Records from a data collection:
- - - - -

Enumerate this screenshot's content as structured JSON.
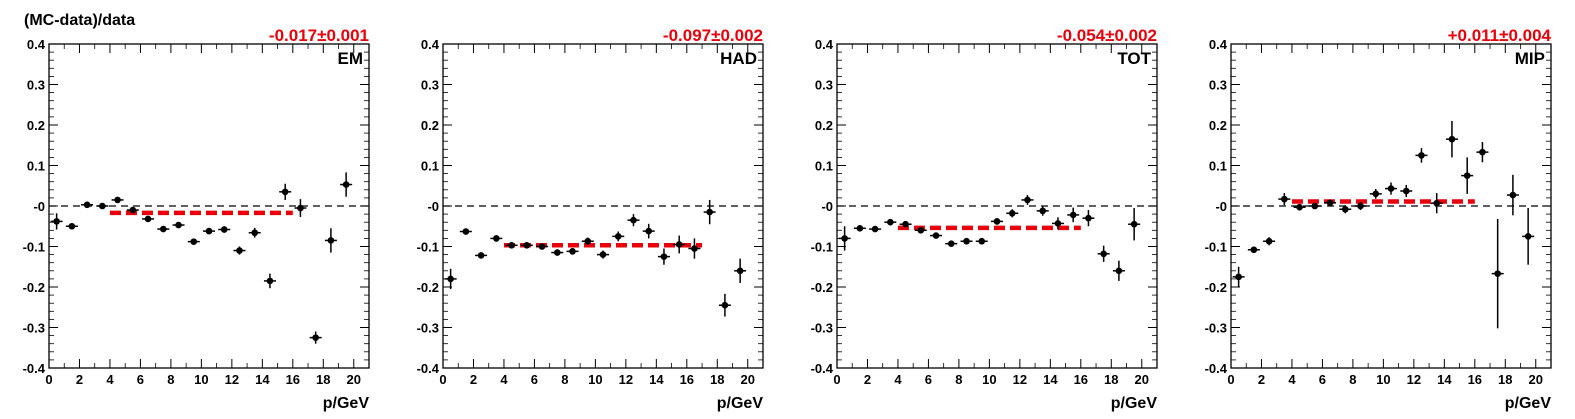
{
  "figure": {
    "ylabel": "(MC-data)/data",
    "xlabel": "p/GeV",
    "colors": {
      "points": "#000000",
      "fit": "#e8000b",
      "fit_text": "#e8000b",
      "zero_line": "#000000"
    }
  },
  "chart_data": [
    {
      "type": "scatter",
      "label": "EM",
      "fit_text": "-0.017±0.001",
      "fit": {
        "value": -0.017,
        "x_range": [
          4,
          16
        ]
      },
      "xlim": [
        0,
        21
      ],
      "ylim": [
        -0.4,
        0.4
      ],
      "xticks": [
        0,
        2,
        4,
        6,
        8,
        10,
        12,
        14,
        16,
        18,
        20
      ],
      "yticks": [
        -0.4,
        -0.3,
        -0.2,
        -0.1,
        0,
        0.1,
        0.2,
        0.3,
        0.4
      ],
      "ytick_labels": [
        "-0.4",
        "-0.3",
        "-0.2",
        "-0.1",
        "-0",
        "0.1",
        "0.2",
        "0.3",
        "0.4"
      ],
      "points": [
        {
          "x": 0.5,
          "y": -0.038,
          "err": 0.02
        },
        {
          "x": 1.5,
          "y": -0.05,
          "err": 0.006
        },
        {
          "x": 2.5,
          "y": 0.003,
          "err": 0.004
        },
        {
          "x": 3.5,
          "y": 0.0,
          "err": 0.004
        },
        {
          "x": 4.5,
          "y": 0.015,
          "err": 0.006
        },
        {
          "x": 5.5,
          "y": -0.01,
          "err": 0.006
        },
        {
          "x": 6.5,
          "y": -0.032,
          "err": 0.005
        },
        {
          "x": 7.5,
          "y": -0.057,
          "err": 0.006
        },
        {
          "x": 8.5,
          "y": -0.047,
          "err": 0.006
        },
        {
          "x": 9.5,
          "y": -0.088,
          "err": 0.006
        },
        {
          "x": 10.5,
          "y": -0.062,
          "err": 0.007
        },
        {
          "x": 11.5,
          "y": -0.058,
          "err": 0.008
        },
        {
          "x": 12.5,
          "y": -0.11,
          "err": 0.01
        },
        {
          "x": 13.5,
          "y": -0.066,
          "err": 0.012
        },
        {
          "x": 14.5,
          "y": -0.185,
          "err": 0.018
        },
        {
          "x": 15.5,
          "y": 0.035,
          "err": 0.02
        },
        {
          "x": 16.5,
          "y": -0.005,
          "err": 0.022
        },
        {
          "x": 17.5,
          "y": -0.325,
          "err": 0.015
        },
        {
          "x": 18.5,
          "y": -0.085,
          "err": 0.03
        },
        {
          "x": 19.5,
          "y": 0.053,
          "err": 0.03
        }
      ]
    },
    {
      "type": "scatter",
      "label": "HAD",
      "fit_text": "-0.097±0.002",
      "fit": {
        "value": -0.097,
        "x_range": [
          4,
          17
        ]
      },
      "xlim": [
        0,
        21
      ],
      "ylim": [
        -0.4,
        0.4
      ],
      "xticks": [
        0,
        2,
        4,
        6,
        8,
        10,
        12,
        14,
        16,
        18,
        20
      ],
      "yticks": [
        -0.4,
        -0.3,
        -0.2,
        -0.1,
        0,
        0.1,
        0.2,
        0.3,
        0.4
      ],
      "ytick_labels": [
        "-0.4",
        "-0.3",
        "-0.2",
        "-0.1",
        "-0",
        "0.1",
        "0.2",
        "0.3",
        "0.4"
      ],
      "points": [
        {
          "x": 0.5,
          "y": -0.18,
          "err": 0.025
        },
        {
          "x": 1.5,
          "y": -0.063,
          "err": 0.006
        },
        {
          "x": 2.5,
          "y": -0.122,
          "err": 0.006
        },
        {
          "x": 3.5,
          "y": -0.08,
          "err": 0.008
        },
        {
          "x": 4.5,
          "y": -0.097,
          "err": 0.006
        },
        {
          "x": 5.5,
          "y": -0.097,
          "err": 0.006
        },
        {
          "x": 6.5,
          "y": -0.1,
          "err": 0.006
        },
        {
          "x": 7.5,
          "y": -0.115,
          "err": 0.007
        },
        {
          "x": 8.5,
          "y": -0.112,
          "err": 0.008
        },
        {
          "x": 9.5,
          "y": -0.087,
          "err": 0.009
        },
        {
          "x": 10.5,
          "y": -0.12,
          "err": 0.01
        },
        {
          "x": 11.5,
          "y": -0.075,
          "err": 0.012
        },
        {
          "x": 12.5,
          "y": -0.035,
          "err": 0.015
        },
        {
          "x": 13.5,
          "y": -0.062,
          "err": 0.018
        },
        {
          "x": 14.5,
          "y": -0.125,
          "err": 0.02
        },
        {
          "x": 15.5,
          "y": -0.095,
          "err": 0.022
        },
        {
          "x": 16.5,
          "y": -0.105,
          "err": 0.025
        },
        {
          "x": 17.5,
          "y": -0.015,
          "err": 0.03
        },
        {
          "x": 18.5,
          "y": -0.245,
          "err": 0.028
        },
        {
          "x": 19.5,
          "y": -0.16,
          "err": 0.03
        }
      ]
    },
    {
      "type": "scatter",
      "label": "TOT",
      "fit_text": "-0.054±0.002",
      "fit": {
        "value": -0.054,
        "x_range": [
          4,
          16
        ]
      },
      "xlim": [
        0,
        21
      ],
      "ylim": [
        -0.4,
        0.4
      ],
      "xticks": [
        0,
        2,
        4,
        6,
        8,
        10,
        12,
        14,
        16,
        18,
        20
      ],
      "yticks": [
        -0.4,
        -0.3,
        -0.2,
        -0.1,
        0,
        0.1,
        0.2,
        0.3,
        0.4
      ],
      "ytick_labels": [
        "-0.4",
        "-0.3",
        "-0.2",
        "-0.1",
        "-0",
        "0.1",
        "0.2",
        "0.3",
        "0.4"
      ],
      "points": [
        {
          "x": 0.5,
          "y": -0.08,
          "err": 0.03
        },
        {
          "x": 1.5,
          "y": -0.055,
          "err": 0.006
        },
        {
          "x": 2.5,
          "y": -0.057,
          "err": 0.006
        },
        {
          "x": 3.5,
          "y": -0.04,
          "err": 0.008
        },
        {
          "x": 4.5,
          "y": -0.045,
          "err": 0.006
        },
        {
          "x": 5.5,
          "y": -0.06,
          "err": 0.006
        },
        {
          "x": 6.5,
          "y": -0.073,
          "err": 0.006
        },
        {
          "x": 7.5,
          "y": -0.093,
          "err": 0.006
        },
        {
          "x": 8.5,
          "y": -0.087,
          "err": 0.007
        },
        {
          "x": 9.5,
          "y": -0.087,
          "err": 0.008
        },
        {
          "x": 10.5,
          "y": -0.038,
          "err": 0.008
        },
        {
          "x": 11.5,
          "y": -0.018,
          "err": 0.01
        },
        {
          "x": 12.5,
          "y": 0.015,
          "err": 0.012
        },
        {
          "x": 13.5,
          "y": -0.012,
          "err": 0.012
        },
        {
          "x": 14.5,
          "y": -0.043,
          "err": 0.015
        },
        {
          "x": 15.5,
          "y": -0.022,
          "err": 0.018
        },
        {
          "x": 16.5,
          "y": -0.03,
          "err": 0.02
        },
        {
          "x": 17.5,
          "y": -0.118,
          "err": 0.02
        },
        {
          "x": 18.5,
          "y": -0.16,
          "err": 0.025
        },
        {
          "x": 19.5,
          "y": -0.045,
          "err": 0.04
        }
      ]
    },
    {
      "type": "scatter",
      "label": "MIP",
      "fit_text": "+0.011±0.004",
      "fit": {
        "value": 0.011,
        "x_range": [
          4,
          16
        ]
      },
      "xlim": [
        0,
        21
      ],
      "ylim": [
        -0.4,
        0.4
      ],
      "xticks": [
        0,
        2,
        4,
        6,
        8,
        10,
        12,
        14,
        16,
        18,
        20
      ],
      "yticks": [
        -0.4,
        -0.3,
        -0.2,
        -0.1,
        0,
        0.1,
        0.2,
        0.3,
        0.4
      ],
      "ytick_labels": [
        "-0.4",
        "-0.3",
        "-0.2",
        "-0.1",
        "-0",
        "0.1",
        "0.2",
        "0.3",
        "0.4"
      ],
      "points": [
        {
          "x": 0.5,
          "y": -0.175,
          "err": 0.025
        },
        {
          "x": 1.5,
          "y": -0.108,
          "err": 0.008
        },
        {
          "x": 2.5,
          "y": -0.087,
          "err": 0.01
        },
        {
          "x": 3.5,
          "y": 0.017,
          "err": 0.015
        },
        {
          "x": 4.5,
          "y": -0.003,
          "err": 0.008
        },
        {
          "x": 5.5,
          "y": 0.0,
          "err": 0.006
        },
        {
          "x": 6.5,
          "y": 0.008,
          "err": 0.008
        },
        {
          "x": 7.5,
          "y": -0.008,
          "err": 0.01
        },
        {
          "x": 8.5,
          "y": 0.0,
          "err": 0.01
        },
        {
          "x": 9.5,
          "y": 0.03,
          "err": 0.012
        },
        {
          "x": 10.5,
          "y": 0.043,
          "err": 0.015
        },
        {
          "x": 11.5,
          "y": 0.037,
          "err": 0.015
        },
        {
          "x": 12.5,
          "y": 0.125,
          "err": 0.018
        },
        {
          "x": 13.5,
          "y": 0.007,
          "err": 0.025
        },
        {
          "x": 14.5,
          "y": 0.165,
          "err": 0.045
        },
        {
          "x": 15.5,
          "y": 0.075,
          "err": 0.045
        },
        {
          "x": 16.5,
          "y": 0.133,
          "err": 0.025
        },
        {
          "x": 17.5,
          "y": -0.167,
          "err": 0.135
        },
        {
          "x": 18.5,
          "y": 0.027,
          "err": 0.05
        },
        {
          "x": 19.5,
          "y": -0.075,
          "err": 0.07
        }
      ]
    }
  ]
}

- - - - -

▶ **What the task requires**: Each line holding the word "value" counts once; report the total and nothing else.

▶ **Answer to this task**: 4